## Information provided:
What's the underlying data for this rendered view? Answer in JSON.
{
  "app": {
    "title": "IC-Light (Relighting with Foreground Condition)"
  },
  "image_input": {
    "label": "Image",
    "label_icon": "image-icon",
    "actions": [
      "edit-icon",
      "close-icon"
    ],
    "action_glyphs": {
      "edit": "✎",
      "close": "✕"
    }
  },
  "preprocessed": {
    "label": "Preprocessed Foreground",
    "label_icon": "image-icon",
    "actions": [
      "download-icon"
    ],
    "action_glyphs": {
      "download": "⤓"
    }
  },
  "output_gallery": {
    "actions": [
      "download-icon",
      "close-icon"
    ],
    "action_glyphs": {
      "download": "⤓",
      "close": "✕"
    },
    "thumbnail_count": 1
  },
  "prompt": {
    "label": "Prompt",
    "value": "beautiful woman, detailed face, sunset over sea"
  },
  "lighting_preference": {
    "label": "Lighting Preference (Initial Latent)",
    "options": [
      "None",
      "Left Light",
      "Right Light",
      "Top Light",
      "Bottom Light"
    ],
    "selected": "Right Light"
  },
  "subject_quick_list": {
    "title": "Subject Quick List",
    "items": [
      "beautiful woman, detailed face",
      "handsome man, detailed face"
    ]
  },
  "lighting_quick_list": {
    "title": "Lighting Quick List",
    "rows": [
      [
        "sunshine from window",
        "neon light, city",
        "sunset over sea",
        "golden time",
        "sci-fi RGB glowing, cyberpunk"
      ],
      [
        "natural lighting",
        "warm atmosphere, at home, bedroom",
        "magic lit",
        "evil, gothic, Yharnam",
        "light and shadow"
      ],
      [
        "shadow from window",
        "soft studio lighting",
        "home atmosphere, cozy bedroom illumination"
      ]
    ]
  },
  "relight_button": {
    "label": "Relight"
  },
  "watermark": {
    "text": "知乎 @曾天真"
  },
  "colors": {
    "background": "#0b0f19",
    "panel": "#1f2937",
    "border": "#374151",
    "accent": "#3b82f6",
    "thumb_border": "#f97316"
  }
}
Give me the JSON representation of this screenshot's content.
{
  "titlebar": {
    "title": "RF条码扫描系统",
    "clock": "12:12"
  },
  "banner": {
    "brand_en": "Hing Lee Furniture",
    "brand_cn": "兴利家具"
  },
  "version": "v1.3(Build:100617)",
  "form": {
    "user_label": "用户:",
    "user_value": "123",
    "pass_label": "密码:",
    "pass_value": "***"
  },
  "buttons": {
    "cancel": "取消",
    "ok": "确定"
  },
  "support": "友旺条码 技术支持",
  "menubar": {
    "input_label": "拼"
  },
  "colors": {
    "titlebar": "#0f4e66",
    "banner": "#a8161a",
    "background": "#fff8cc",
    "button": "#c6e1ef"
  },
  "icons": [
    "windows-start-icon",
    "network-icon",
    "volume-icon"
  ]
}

## Written instruction:
Pick out each line above that includes "this" and show it.

## Worked solution:
What's the underlying data for this rendered view? Answer in JSON.
Give me the JSON representation of this screenshot's content.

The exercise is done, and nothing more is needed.